Problem to work on | Show all lines holding "structure".

Data records |
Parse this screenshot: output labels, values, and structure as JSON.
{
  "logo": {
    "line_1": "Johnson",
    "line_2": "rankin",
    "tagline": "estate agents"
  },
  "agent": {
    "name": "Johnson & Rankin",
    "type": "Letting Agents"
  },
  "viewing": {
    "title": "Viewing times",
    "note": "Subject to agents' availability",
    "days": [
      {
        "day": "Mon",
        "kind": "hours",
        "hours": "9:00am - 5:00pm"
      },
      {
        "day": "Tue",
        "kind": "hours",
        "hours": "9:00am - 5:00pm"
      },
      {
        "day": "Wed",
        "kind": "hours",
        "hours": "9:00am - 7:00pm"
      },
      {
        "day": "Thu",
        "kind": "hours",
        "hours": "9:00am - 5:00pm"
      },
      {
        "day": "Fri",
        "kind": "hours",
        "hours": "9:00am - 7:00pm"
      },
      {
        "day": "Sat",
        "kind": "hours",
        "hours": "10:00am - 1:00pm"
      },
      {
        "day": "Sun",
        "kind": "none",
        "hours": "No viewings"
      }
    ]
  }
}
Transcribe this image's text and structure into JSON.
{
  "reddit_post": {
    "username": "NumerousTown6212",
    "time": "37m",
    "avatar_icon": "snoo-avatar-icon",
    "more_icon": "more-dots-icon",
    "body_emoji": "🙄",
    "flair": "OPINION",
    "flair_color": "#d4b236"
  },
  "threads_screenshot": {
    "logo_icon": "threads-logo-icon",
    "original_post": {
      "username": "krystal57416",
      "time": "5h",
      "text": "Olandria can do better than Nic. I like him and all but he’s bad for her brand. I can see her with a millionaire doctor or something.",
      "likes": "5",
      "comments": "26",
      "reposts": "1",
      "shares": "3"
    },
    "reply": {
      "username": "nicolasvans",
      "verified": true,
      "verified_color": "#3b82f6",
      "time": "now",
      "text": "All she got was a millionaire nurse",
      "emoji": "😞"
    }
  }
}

Task solution |
Parse this screenshot: output labels, values, and structure as JSON.
Transcribe this image's text and structure into JSON.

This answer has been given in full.